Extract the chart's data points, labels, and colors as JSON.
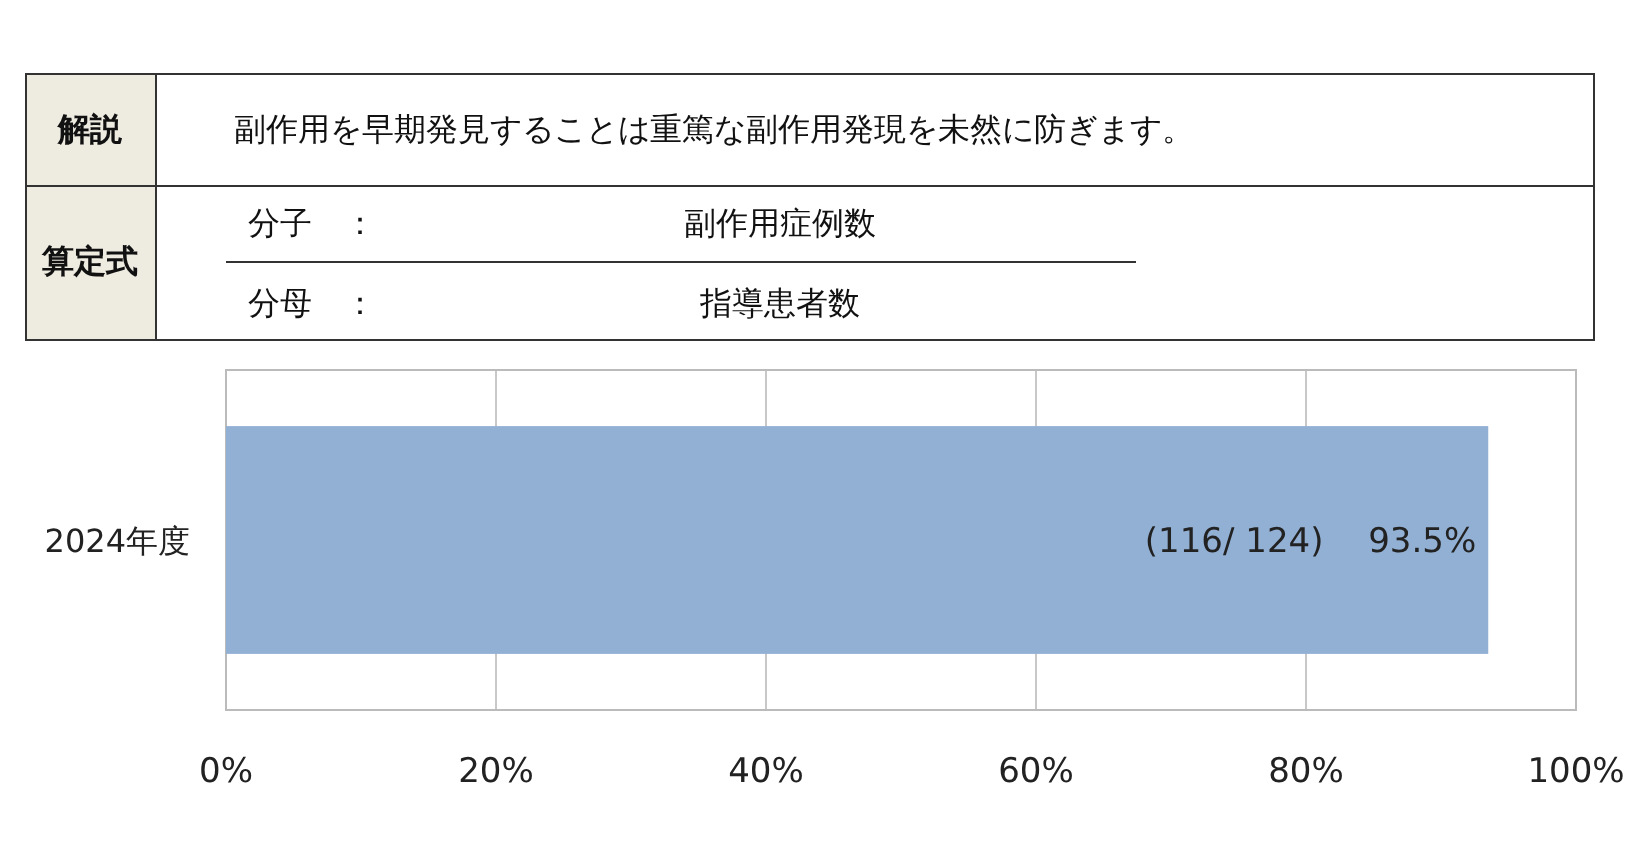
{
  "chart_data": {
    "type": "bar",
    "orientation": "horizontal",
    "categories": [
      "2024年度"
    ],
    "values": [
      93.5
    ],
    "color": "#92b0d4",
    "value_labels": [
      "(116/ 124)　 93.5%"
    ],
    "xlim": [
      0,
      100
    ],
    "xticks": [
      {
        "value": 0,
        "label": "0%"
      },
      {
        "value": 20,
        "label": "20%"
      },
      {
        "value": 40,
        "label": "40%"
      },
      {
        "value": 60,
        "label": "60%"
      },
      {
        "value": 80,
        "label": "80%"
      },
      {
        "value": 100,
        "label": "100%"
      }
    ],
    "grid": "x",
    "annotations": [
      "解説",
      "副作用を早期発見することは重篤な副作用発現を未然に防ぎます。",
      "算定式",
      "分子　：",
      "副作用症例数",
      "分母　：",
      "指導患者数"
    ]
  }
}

__Stated goal__. Quote the data exactly, leaving every image out of the copy.

__Solution for this problem__.
Extract the chart's data points, labels, and colors as JSON.
{
  "chart_data": {
    "type": "bar",
    "orientation": "horizontal",
    "categories": [
      "2024年度"
    ],
    "values": [
      93.5
    ],
    "color": "#92b0d4",
    "value_labels": [
      "(116/ 124)　 93.5%"
    ],
    "xlim": [
      0,
      100
    ],
    "xticks": [
      {
        "value": 0,
        "label": "0%"
      },
      {
        "value": 20,
        "label": "20%"
      },
      {
        "value": 40,
        "label": "40%"
      },
      {
        "value": 60,
        "label": "60%"
      },
      {
        "value": 80,
        "label": "80%"
      },
      {
        "value": 100,
        "label": "100%"
      }
    ],
    "grid": "x",
    "annotations": [
      "解説",
      "副作用を早期発見することは重篤な副作用発現を未然に防ぎます。",
      "算定式",
      "分子　：",
      "副作用症例数",
      "分母　：",
      "指導患者数"
    ]
  }
}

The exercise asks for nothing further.